What is expected: Copy every record below exactly as written, but leave out the pictures.

Extracted information:
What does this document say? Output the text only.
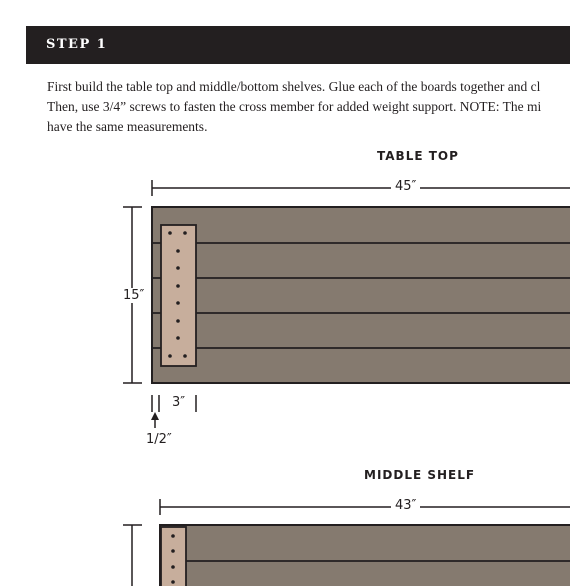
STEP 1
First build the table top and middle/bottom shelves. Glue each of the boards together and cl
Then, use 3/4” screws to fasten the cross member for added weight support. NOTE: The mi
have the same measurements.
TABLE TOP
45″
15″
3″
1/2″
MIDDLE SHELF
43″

Solution:
What does this document say? Output the text only.
STEP 1
First build the table top and middle/bottom shelves. Glue each of the boards together and cl
Then, use 3/4” screws to fasten the cross member for added weight support. NOTE: The mi
have the same measurements.
TABLE TOP
45″
15″
3″
1/2″
MIDDLE SHELF
43″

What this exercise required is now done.